**PROBLEM:**
Wherever a line holds the word "Quattro", copy that line out.

**INPUT FOR THIS TASK:**
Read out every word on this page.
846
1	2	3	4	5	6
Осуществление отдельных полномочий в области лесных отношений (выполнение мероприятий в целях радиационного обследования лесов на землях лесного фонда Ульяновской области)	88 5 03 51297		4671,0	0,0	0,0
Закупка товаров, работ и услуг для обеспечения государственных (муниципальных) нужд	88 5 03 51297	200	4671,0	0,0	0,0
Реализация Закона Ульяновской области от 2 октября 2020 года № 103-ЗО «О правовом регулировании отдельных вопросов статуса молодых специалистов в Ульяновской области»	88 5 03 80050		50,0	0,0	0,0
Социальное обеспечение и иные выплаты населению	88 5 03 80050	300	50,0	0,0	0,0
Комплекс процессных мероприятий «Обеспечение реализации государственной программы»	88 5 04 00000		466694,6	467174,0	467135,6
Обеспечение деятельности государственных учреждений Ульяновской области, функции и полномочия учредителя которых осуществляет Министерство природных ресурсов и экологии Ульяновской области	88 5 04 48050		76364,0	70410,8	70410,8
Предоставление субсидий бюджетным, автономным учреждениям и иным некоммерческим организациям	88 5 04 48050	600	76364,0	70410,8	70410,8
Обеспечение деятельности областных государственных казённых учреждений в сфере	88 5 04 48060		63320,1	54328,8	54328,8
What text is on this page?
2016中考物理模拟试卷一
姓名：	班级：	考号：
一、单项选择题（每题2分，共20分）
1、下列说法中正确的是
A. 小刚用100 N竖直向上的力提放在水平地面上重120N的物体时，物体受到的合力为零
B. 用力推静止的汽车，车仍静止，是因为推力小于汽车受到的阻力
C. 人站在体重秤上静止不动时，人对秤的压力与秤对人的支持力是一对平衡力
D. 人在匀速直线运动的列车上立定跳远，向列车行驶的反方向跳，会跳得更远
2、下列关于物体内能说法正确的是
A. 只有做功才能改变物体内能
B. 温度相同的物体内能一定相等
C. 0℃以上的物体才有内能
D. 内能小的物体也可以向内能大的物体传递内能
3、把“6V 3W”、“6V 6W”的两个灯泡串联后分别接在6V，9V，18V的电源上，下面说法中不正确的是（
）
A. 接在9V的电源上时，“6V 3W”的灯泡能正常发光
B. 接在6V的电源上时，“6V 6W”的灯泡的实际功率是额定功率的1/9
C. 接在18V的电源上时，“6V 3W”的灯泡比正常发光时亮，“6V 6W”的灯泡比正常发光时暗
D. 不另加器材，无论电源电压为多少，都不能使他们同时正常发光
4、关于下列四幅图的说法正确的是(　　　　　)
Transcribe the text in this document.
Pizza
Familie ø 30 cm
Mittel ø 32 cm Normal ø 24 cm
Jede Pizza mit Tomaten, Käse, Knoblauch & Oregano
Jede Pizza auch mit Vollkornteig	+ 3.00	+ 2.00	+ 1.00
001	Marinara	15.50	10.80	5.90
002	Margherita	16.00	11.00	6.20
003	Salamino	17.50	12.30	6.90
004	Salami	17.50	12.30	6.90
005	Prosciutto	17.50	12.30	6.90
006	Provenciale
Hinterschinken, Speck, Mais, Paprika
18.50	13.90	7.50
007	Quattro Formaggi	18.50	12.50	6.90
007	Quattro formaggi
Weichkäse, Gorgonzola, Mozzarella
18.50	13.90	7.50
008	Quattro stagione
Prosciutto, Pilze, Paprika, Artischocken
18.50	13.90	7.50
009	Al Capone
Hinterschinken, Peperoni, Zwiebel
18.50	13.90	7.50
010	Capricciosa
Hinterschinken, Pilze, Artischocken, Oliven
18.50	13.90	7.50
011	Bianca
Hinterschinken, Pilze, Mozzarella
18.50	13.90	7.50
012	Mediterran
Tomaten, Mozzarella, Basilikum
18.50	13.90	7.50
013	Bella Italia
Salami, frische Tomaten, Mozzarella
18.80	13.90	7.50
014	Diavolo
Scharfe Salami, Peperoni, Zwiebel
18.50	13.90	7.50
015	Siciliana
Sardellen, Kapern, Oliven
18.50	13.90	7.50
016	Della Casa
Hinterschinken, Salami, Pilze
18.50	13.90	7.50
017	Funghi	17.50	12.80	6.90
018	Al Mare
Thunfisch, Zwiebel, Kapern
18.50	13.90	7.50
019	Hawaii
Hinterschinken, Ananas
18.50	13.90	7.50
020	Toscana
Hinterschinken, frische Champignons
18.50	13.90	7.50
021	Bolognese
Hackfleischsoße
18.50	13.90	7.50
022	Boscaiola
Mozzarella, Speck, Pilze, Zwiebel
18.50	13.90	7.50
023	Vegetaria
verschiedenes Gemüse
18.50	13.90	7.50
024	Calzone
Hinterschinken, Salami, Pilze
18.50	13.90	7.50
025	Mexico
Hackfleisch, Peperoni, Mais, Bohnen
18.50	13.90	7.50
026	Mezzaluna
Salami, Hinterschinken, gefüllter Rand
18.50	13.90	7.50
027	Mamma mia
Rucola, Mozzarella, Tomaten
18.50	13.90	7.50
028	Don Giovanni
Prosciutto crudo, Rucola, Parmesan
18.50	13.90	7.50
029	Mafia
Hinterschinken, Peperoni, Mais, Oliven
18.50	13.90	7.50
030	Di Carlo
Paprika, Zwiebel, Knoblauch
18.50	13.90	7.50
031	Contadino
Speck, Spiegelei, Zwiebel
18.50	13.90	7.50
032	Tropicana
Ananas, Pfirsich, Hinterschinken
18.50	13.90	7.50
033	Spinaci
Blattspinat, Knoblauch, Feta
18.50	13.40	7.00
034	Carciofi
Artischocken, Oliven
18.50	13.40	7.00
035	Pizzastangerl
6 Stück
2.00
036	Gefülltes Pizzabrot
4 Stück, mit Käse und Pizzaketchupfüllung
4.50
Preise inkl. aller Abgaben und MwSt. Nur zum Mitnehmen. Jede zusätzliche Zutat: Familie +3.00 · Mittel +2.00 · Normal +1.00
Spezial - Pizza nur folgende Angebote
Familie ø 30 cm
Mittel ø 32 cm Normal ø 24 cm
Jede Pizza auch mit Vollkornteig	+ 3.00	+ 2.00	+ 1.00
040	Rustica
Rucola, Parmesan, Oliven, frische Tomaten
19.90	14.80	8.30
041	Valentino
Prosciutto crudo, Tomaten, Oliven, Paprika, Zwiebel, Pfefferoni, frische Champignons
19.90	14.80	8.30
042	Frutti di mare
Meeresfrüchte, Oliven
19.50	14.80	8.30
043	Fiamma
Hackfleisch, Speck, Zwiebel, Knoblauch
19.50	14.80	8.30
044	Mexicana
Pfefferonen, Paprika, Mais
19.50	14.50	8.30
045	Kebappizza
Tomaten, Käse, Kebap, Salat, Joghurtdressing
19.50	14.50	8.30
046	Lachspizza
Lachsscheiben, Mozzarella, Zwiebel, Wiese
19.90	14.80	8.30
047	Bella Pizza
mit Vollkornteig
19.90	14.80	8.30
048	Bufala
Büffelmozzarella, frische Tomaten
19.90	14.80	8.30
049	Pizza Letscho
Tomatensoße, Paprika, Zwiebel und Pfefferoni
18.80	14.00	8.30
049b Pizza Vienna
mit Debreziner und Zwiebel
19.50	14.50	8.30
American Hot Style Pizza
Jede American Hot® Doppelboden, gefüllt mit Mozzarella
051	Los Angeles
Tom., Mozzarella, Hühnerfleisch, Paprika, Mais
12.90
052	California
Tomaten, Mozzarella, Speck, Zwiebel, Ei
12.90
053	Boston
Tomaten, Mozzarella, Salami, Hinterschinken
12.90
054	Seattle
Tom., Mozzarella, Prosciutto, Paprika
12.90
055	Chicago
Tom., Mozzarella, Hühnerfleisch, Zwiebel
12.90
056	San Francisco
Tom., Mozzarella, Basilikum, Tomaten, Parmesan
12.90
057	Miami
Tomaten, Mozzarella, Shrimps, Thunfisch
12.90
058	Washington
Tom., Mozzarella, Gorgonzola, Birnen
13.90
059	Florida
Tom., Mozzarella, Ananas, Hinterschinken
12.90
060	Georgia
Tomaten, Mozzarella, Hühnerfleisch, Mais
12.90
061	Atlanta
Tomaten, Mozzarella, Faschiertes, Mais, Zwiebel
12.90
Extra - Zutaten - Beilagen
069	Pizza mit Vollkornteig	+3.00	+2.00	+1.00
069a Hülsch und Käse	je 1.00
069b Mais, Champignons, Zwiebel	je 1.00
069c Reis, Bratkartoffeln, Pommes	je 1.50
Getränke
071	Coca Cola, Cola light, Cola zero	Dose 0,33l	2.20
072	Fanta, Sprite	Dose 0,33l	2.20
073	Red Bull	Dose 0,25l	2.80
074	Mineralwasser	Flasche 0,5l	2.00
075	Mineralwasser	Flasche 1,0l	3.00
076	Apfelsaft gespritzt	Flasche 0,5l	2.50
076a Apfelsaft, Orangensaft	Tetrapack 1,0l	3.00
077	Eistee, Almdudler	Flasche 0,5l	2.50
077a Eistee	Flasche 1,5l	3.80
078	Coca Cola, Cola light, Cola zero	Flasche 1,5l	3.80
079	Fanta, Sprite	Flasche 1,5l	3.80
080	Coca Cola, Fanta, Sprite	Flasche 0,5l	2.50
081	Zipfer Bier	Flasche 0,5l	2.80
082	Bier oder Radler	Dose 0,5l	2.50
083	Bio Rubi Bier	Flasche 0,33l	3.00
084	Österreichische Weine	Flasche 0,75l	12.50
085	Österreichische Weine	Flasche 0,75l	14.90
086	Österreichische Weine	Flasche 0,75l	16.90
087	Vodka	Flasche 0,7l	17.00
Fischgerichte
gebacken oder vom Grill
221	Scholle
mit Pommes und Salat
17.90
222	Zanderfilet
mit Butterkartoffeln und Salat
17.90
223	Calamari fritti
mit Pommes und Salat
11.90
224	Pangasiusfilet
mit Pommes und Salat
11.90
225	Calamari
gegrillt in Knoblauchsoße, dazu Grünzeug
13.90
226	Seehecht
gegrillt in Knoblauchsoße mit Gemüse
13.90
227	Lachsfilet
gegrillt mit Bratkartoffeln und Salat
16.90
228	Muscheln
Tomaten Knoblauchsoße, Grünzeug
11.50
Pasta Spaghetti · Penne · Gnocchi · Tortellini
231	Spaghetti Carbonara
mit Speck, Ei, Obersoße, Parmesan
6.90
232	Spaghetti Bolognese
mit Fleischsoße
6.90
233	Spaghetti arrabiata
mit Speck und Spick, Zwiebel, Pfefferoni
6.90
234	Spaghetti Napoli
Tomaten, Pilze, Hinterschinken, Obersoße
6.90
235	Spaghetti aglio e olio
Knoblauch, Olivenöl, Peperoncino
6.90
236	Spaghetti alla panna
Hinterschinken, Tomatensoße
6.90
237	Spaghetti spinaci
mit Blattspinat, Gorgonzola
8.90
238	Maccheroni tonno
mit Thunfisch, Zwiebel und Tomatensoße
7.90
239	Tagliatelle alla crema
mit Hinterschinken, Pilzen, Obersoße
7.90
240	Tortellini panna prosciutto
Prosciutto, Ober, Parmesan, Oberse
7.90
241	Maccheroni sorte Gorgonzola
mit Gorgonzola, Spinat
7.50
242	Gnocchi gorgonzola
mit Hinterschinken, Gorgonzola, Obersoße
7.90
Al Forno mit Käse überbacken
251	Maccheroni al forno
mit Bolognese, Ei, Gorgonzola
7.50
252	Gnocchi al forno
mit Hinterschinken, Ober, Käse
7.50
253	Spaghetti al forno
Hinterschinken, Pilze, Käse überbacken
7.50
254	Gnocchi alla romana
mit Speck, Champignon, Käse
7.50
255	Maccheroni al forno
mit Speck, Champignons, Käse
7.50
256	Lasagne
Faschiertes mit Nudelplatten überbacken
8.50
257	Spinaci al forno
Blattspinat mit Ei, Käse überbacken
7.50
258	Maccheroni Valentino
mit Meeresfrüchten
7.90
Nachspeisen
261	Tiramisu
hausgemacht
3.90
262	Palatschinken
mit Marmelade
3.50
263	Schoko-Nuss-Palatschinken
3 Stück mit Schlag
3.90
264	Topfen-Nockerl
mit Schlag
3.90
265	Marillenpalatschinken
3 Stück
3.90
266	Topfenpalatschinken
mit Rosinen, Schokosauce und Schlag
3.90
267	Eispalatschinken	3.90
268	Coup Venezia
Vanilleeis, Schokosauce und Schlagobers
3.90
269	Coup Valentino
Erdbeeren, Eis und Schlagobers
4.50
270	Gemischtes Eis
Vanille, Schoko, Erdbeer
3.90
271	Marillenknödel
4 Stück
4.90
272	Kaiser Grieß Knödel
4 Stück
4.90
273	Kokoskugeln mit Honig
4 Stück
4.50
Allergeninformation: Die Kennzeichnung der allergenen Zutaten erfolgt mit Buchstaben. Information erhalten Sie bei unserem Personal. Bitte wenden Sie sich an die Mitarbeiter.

**EXPECTED ANSWER:**
007	Quattro Formaggi	18.50	12.50	6.90
007	Quattro formaggi
008	Quattro stagione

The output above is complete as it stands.